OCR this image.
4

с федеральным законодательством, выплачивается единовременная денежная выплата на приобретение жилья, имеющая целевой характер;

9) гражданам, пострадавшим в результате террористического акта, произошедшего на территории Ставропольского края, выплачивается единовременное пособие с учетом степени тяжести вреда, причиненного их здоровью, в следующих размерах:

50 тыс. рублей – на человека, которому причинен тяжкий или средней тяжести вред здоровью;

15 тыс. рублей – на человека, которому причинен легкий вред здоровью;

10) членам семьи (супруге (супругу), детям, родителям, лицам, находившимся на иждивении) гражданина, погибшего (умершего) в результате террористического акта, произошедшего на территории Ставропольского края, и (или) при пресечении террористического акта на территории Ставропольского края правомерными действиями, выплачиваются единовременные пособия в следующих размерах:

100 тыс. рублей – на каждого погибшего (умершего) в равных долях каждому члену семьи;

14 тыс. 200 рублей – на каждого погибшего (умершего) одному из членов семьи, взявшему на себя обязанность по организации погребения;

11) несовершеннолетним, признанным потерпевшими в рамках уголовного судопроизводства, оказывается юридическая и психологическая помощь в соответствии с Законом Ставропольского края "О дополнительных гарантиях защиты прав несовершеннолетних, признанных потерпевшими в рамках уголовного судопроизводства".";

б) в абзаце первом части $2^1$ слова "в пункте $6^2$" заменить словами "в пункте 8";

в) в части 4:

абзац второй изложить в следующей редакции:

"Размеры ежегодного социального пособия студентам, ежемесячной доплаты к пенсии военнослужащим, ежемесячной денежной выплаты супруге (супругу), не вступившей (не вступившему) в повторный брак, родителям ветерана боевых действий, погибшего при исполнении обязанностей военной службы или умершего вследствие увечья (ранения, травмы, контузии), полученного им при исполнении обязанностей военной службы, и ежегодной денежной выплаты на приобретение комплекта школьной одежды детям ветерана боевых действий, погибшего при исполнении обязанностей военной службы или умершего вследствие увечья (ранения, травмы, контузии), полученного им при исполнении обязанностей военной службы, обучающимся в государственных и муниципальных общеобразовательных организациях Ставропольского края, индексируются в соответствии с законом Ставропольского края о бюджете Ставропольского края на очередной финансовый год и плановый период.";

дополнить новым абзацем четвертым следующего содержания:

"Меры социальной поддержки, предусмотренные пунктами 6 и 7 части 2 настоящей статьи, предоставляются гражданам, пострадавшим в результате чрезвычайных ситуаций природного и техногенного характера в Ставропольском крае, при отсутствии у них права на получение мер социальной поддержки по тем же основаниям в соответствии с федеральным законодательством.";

▶ **What to produce**
Each record above should be output again exactly.

▶ **Response below**
OCR this image.
4

с федеральным законодательством, выплачивается единовременная денежная выплата на приобретение жилья, имеющая целевой характер;

9) гражданам, пострадавшим в результате террористического акта, произошедшего на территории Ставропольского края, выплачивается единовременное пособие с учетом степени тяжести вреда, причиненного их здоровью, в следующих размерах:

50 тыс. рублей – на человека, которому причинен тяжкий или средней тяжести вред здоровью;

15 тыс. рублей – на человека, которому причинен легкий вред здоровью;

10) членам семьи (супруге (супругу), детям, родителям, лицам, находившимся на иждивении) гражданина, погибшего (умершего) в результате террористического акта, произошедшего на территории Ставропольского края, и (или) при пресечении террористического акта на территории Ставропольского края правомерными действиями, выплачиваются единовременные пособия в следующих размерах:

100 тыс. рублей – на каждого погибшего (умершего) в равных долях каждому члену семьи;

14 тыс. 200 рублей – на каждого погибшего (умершего) одному из членов семьи, взявшему на себя обязанность по организации погребения;

11) несовершеннолетним, признанным потерпевшими в рамках уголовного судопроизводства, оказывается юридическая и психологическая помощь в соответствии с Законом Ставропольского края "О дополнительных гарантиях защиты прав несовершеннолетних, признанных потерпевшими в рамках уголовного судопроизводства".";

б) в абзаце первом части $2^1$ слова "в пункте $6^2$" заменить словами "в пункте 8";

в) в части 4:

абзац второй изложить в следующей редакции:

"Размеры ежегодного социального пособия студентам, ежемесячной доплаты к пенсии военнослужащим, ежемесячной денежной выплаты супруге (супругу), не вступившей (не вступившему) в повторный брак, родителям ветерана боевых действий, погибшего при исполнении обязанностей военной службы или умершего вследствие увечья (ранения, травмы, контузии), полученного им при исполнении обязанностей военной службы, и ежегодной денежной выплаты на приобретение комплекта школьной одежды детям ветерана боевых действий, погибшего при исполнении обязанностей военной службы или умершего вследствие увечья (ранения, травмы, контузии), полученного им при исполнении обязанностей военной службы, обучающимся в государственных и муниципальных общеобразовательных организациях Ставропольского края, индексируются в соответствии с законом Ставропольского края о бюджете Ставропольского края на очередной финансовый год и плановый период.";

дополнить новым абзацем четвертым следующего содержания:

"Меры социальной поддержки, предусмотренные пунктами 6 и 7 части 2 настоящей статьи, предоставляются гражданам, пострадавшим в результате чрезвычайных ситуаций природного и техногенного характера в Ставропольском крае, при отсутствии у них права на получение мер социальной поддержки по тем же основаниям в соответствии с федеральным законодательством.";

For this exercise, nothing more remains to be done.